* **EXERCISE INSTRUCTIONS**:
Leaving out the pictures, transcribe all of the records faithfully.

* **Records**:
• • • • • • •
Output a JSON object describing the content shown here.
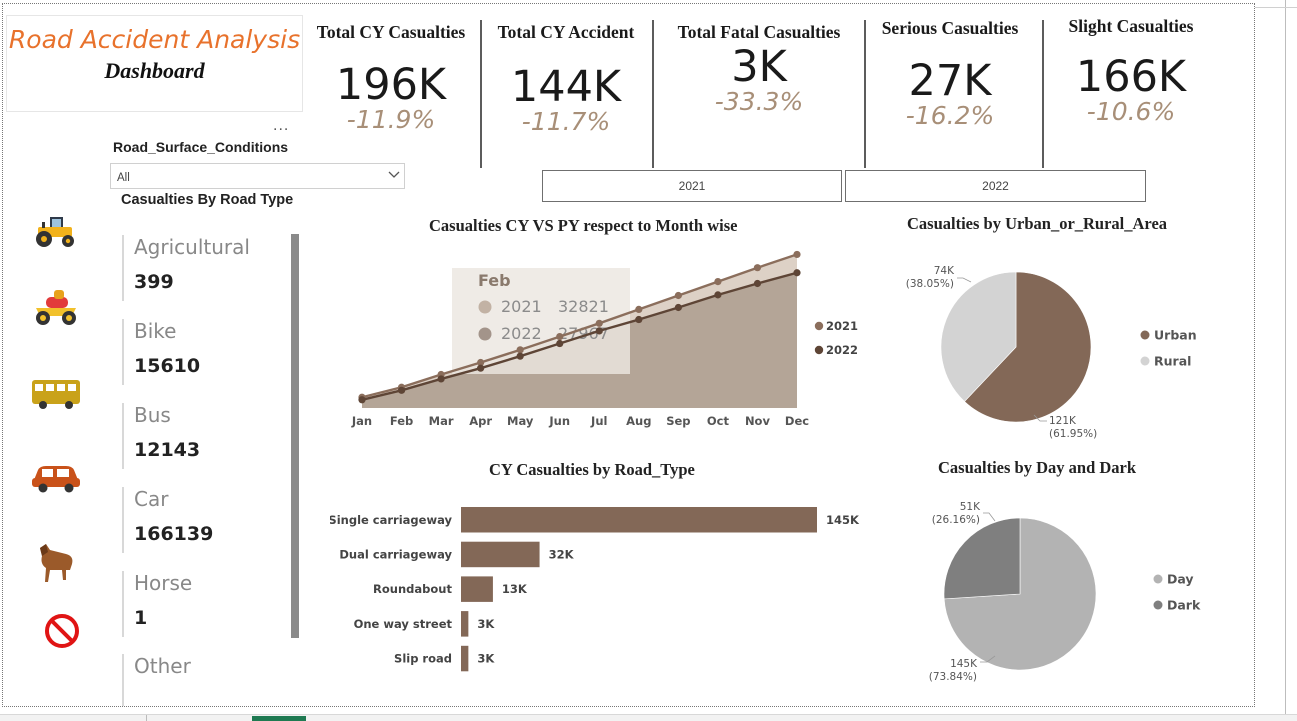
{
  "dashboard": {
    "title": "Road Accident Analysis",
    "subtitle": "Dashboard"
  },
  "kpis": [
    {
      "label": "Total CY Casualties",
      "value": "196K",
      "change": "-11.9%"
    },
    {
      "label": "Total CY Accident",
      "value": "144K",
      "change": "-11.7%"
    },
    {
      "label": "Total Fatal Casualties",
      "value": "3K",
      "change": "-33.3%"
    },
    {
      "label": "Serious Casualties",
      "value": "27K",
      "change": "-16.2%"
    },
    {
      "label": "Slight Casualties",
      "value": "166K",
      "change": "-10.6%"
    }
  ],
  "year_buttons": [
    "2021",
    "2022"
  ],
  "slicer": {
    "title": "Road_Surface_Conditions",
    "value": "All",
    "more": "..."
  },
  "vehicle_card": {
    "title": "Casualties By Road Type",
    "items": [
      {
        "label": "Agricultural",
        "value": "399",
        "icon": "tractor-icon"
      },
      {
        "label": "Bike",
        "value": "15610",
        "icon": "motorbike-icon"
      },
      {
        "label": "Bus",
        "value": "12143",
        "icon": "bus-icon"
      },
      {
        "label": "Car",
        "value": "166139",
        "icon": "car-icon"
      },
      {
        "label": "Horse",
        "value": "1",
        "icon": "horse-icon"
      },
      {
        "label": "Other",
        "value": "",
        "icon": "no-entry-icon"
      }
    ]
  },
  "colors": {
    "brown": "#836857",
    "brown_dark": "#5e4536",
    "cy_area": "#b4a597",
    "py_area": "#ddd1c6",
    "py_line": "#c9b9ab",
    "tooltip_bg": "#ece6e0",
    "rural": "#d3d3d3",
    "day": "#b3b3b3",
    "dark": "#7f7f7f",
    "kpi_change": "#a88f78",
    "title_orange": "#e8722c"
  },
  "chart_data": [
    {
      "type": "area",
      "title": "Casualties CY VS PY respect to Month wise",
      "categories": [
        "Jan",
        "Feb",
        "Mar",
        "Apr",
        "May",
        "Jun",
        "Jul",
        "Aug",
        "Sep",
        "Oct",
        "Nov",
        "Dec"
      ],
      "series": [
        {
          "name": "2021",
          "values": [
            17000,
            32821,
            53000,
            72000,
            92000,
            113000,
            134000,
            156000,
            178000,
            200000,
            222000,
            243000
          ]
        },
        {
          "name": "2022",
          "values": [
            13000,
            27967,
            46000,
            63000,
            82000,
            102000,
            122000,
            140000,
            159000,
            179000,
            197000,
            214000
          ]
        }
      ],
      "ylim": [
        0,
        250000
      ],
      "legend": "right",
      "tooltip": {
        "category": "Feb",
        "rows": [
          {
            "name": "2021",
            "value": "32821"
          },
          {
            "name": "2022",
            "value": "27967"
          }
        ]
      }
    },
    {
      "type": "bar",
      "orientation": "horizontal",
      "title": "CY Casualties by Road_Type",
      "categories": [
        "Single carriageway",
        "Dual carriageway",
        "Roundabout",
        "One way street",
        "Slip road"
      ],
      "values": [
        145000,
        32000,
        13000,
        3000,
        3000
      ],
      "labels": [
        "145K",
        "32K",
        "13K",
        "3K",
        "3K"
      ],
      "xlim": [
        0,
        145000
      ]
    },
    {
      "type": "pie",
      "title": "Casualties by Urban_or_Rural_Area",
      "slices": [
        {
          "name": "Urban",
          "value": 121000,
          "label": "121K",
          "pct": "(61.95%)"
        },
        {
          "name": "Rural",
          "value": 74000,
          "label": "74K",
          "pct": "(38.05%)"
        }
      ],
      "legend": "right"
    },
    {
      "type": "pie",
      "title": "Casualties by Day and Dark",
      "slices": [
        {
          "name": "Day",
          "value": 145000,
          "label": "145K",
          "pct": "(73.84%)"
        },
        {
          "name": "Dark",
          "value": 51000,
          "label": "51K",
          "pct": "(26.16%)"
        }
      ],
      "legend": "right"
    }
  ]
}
• • • • • • •
* **SOLUTION FOR THIS PROBLEM**:
Output a JSON object describing the content shown here.
{
  "dashboard": {
    "title": "Road Accident Analysis",
    "subtitle": "Dashboard"
  },
  "kpis": [
    {
      "label": "Total CY Casualties",
      "value": "196K",
      "change": "-11.9%"
    },
    {
      "label": "Total CY Accident",
      "value": "144K",
      "change": "-11.7%"
    },
    {
      "label": "Total Fatal Casualties",
      "value": "3K",
      "change": "-33.3%"
    },
    {
      "label": "Serious Casualties",
      "value": "27K",
      "change": "-16.2%"
    },
    {
      "label": "Slight Casualties",
      "value": "166K",
      "change": "-10.6%"
    }
  ],
  "year_buttons": [
    "2021",
    "2022"
  ],
  "slicer": {
    "title": "Road_Surface_Conditions",
    "value": "All",
    "more": "..."
  },
  "vehicle_card": {
    "title": "Casualties By Road Type",
    "items": [
      {
        "label": "Agricultural",
        "value": "399",
        "icon": "tractor-icon"
      },
      {
        "label": "Bike",
        "value": "15610",
        "icon": "motorbike-icon"
      },
      {
        "label": "Bus",
        "value": "12143",
        "icon": "bus-icon"
      },
      {
        "label": "Car",
        "value": "166139",
        "icon": "car-icon"
      },
      {
        "label": "Horse",
        "value": "1",
        "icon": "horse-icon"
      },
      {
        "label": "Other",
        "value": "",
        "icon": "no-entry-icon"
      }
    ]
  },
  "colors": {
    "brown": "#836857",
    "brown_dark": "#5e4536",
    "cy_area": "#b4a597",
    "py_area": "#ddd1c6",
    "py_line": "#c9b9ab",
    "tooltip_bg": "#ece6e0",
    "rural": "#d3d3d3",
    "day": "#b3b3b3",
    "dark": "#7f7f7f",
    "kpi_change": "#a88f78",
    "title_orange": "#e8722c"
  },
  "chart_data": [
    {
      "type": "area",
      "title": "Casualties CY VS PY respect to Month wise",
      "categories": [
        "Jan",
        "Feb",
        "Mar",
        "Apr",
        "May",
        "Jun",
        "Jul",
        "Aug",
        "Sep",
        "Oct",
        "Nov",
        "Dec"
      ],
      "series": [
        {
          "name": "2021",
          "values": [
            17000,
            32821,
            53000,
            72000,
            92000,
            113000,
            134000,
            156000,
            178000,
            200000,
            222000,
            243000
          ]
        },
        {
          "name": "2022",
          "values": [
            13000,
            27967,
            46000,
            63000,
            82000,
            102000,
            122000,
            140000,
            159000,
            179000,
            197000,
            214000
          ]
        }
      ],
      "ylim": [
        0,
        250000
      ],
      "legend": "right",
      "tooltip": {
        "category": "Feb",
        "rows": [
          {
            "name": "2021",
            "value": "32821"
          },
          {
            "name": "2022",
            "value": "27967"
          }
        ]
      }
    },
    {
      "type": "bar",
      "orientation": "horizontal",
      "title": "CY Casualties by Road_Type",
      "categories": [
        "Single carriageway",
        "Dual carriageway",
        "Roundabout",
        "One way street",
        "Slip road"
      ],
      "values": [
        145000,
        32000,
        13000,
        3000,
        3000
      ],
      "labels": [
        "145K",
        "32K",
        "13K",
        "3K",
        "3K"
      ],
      "xlim": [
        0,
        145000
      ]
    },
    {
      "type": "pie",
      "title": "Casualties by Urban_or_Rural_Area",
      "slices": [
        {
          "name": "Urban",
          "value": 121000,
          "label": "121K",
          "pct": "(61.95%)"
        },
        {
          "name": "Rural",
          "value": 74000,
          "label": "74K",
          "pct": "(38.05%)"
        }
      ],
      "legend": "right"
    },
    {
      "type": "pie",
      "title": "Casualties by Day and Dark",
      "slices": [
        {
          "name": "Day",
          "value": 145000,
          "label": "145K",
          "pct": "(73.84%)"
        },
        {
          "name": "Dark",
          "value": 51000,
          "label": "51K",
          "pct": "(26.16%)"
        }
      ],
      "legend": "right"
    }
  ]
}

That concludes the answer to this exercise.